Stored records
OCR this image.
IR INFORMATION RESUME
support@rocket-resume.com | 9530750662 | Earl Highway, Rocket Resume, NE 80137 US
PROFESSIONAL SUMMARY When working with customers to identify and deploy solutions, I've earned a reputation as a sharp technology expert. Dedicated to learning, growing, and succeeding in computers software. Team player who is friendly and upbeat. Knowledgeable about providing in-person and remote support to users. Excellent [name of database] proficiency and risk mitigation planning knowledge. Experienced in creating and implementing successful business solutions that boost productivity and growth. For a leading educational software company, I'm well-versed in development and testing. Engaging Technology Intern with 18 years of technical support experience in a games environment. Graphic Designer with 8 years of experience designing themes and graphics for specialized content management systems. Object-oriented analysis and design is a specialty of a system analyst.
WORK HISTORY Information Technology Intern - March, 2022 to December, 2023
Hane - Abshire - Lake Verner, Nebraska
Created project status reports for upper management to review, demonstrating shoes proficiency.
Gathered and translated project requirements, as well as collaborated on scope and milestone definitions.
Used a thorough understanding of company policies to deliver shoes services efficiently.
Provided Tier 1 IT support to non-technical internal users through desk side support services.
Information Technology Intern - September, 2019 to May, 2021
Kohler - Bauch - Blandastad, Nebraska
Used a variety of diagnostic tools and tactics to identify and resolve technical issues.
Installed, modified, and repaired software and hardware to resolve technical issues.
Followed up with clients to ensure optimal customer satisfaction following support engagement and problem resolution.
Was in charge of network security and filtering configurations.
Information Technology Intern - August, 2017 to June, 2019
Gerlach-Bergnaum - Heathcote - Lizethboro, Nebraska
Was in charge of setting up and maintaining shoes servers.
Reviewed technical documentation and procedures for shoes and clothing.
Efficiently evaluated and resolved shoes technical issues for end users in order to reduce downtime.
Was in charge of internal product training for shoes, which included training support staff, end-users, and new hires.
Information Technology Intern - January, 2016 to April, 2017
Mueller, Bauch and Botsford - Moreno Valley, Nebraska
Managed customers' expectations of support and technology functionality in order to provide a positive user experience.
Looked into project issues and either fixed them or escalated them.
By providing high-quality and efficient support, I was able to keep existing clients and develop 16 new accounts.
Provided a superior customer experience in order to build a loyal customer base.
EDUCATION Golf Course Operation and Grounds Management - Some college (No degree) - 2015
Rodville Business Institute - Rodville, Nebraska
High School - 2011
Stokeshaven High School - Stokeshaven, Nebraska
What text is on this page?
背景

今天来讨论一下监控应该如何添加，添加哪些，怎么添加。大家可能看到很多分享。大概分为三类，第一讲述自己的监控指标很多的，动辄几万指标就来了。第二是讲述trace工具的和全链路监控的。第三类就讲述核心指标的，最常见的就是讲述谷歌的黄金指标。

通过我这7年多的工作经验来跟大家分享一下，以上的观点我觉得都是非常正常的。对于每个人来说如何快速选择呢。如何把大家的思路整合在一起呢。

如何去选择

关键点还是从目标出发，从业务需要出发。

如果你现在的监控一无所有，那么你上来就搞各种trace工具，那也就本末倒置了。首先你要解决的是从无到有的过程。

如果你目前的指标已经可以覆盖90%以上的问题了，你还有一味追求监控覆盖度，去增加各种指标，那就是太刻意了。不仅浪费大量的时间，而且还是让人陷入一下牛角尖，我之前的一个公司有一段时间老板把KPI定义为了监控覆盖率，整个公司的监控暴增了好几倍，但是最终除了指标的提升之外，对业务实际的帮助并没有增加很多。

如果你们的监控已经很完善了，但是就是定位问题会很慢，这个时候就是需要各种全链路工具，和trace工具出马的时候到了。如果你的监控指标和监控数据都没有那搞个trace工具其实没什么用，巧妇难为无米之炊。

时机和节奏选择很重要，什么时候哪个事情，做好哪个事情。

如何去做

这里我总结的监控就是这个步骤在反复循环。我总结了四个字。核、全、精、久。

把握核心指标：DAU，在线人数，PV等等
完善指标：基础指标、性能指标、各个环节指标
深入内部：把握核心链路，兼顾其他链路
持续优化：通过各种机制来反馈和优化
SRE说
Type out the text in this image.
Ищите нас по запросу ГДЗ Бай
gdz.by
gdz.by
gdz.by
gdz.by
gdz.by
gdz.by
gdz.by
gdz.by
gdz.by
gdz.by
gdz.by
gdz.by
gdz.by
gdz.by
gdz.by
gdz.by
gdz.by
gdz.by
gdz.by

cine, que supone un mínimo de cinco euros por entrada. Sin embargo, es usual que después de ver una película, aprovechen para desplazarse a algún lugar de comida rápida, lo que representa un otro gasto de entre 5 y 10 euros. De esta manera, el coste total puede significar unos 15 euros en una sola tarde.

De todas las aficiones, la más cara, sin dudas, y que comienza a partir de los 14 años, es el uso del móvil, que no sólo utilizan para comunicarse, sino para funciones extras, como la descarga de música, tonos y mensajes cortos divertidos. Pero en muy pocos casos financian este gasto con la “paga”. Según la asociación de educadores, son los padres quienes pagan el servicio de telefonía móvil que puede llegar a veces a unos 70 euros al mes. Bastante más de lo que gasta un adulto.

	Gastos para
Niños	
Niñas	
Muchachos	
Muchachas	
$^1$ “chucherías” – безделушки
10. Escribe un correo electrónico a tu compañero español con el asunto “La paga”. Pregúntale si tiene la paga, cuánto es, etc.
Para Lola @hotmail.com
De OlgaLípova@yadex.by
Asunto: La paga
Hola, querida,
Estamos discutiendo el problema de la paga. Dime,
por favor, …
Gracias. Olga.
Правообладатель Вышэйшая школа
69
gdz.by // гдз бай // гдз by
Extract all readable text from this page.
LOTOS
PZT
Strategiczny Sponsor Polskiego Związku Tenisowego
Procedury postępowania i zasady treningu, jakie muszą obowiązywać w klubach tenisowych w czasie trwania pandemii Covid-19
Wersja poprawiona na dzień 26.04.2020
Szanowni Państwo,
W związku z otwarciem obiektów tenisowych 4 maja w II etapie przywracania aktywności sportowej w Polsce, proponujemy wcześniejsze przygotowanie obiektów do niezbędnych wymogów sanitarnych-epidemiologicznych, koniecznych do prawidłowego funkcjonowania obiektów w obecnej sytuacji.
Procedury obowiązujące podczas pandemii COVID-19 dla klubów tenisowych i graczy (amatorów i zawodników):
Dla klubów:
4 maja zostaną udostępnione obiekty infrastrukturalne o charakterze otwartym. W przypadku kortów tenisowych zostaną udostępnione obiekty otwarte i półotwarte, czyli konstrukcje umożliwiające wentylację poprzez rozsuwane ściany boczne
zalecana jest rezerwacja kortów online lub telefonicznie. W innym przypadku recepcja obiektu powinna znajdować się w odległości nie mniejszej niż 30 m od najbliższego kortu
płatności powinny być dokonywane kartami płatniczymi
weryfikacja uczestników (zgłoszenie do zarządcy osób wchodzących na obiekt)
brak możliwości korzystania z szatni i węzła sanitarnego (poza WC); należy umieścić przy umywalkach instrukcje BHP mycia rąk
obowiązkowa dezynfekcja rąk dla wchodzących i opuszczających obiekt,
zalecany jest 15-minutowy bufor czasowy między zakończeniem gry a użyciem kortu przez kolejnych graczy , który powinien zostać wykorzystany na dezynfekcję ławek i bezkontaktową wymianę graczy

Exercise prompt
Print out the whole listing exactly as it appears.

Written solution
OCR this image.
IR INFORMATION RESUME
support@rocket-resume.com | 9530750662 | Earl Highway, Rocket Resume, NE 80137 US
PROFESSIONAL SUMMARY When working with customers to identify and deploy solutions, I've earned a reputation as a sharp technology expert. Dedicated to learning, growing, and succeeding in computers software. Team player who is friendly and upbeat. Knowledgeable about providing in-person and remote support to users. Excellent [name of database] proficiency and risk mitigation planning knowledge. Experienced in creating and implementing successful business solutions that boost productivity and growth. For a leading educational software company, I'm well-versed in development and testing. Engaging Technology Intern with 18 years of technical support experience in a games environment. Graphic Designer with 8 years of experience designing themes and graphics for specialized content management systems. Object-oriented analysis and design is a specialty of a system analyst.
WORK HISTORY Information Technology Intern - March, 2022 to December, 2023
Hane - Abshire - Lake Verner, Nebraska
Created project status reports for upper management to review, demonstrating shoes proficiency.
Gathered and translated project requirements, as well as collaborated on scope and milestone definitions.
Used a thorough understanding of company policies to deliver shoes services efficiently.
Provided Tier 1 IT support to non-technical internal users through desk side support services.
Information Technology Intern - September, 2019 to May, 2021
Kohler - Bauch - Blandastad, Nebraska
Used a variety of diagnostic tools and tactics to identify and resolve technical issues.
Installed, modified, and repaired software and hardware to resolve technical issues.
Followed up with clients to ensure optimal customer satisfaction following support engagement and problem resolution.
Was in charge of network security and filtering configurations.
Information Technology Intern - August, 2017 to June, 2019
Gerlach-Bergnaum - Heathcote - Lizethboro, Nebraska
Was in charge of setting up and maintaining shoes servers.
Reviewed technical documentation and procedures for shoes and clothing.
Efficiently evaluated and resolved shoes technical issues for end users in order to reduce downtime.
Was in charge of internal product training for shoes, which included training support staff, end-users, and new hires.
Information Technology Intern - January, 2016 to April, 2017
Mueller, Bauch and Botsford - Moreno Valley, Nebraska
Managed customers' expectations of support and technology functionality in order to provide a positive user experience.
Looked into project issues and either fixed them or escalated them.
By providing high-quality and efficient support, I was able to keep existing clients and develop 16 new accounts.
Provided a superior customer experience in order to build a loyal customer base.
EDUCATION Golf Course Operation and Grounds Management - Some college (No degree) - 2015
Rodville Business Institute - Rodville, Nebraska
High School - 2011
Stokeshaven High School - Stokeshaven, Nebraska
What text is on this page?
背景

今天来讨论一下监控应该如何添加，添加哪些，怎么添加。大家可能看到很多分享。大概分为三类，第一讲述自己的监控指标很多的，动辄几万指标就来了。第二是讲述trace工具的和全链路监控的。第三类就讲述核心指标的，最常见的就是讲述谷歌的黄金指标。

通过我这7年多的工作经验来跟大家分享一下，以上的观点我觉得都是非常正常的。对于每个人来说如何快速选择呢。如何把大家的思路整合在一起呢。

如何去选择

关键点还是从目标出发，从业务需要出发。

如果你现在的监控一无所有，那么你上来就搞各种trace工具，那也就本末倒置了。首先你要解决的是从无到有的过程。

如果你目前的指标已经可以覆盖90%以上的问题了，你还有一味追求监控覆盖度，去增加各种指标，那就是太刻意了。不仅浪费大量的时间，而且还是让人陷入一下牛角尖，我之前的一个公司有一段时间老板把KPI定义为了监控覆盖率，整个公司的监控暴增了好几倍，但是最终除了指标的提升之外，对业务实际的帮助并没有增加很多。

如果你们的监控已经很完善了，但是就是定位问题会很慢，这个时候就是需要各种全链路工具，和trace工具出马的时候到了。如果你的监控指标和监控数据都没有那搞个trace工具其实没什么用，巧妇难为无米之炊。

时机和节奏选择很重要，什么时候哪个事情，做好哪个事情。

如何去做

这里我总结的监控就是这个步骤在反复循环。我总结了四个字。核、全、精、久。

把握核心指标：DAU，在线人数，PV等等
完善指标：基础指标、性能指标、各个环节指标
深入内部：把握核心链路，兼顾其他链路
持续优化：通过各种机制来反馈和优化
SRE说
Type out the text in this image.
Ищите нас по запросу ГДЗ Бай
gdz.by
gdz.by
gdz.by
gdz.by
gdz.by
gdz.by
gdz.by
gdz.by
gdz.by
gdz.by
gdz.by
gdz.by
gdz.by
gdz.by
gdz.by
gdz.by
gdz.by
gdz.by
gdz.by

cine, que supone un mínimo de cinco euros por entrada. Sin embargo, es usual que después de ver una película, aprovechen para desplazarse a algún lugar de comida rápida, lo que representa un otro gasto de entre 5 y 10 euros. De esta manera, el coste total puede significar unos 15 euros en una sola tarde.

De todas las aficiones, la más cara, sin dudas, y que comienza a partir de los 14 años, es el uso del móvil, que no sólo utilizan para comunicarse, sino para funciones extras, como la descarga de música, tonos y mensajes cortos divertidos. Pero en muy pocos casos financian este gasto con la “paga”. Según la asociación de educadores, son los padres quienes pagan el servicio de telefonía móvil que puede llegar a veces a unos 70 euros al mes. Bastante más de lo que gasta un adulto.

	Gastos para
Niños	
Niñas	
Muchachos	
Muchachas	
$^1$ “chucherías” – безделушки
10. Escribe un correo electrónico a tu compañero español con el asunto “La paga”. Pregúntale si tiene la paga, cuánto es, etc.
Para Lola @hotmail.com
De OlgaLípova@yadex.by
Asunto: La paga
Hola, querida,
Estamos discutiendo el problema de la paga. Dime,
por favor, …
Gracias. Olga.
Правообладатель Вышэйшая школа
69
gdz.by // гдз бай // гдз by
Extract all readable text from this page.
LOTOS
PZT
Strategiczny Sponsor Polskiego Związku Tenisowego
Procedury postępowania i zasady treningu, jakie muszą obowiązywać w klubach tenisowych w czasie trwania pandemii Covid-19
Wersja poprawiona na dzień 26.04.2020
Szanowni Państwo,
W związku z otwarciem obiektów tenisowych 4 maja w II etapie przywracania aktywności sportowej w Polsce, proponujemy wcześniejsze przygotowanie obiektów do niezbędnych wymogów sanitarnych-epidemiologicznych, koniecznych do prawidłowego funkcjonowania obiektów w obecnej sytuacji.
Procedury obowiązujące podczas pandemii COVID-19 dla klubów tenisowych i graczy (amatorów i zawodników):
Dla klubów:
4 maja zostaną udostępnione obiekty infrastrukturalne o charakterze otwartym. W przypadku kortów tenisowych zostaną udostępnione obiekty otwarte i półotwarte, czyli konstrukcje umożliwiające wentylację poprzez rozsuwane ściany boczne
zalecana jest rezerwacja kortów online lub telefonicznie. W innym przypadku recepcja obiektu powinna znajdować się w odległości nie mniejszej niż 30 m od najbliższego kortu
płatności powinny być dokonywane kartami płatniczymi
weryfikacja uczestników (zgłoszenie do zarządcy osób wchodzących na obiekt)
brak możliwości korzystania z szatni i węzła sanitarnego (poza WC); należy umieścić przy umywalkach instrukcje BHP mycia rąk
obowiązkowa dezynfekcja rąk dla wchodzących i opuszczających obiekt,
zalecany jest 15-minutowy bufor czasowy między zakończeniem gry a użyciem kortu przez kolejnych graczy , który powinien zostać wykorzystany na dezynfekcję ławek i bezkontaktową wymianę graczy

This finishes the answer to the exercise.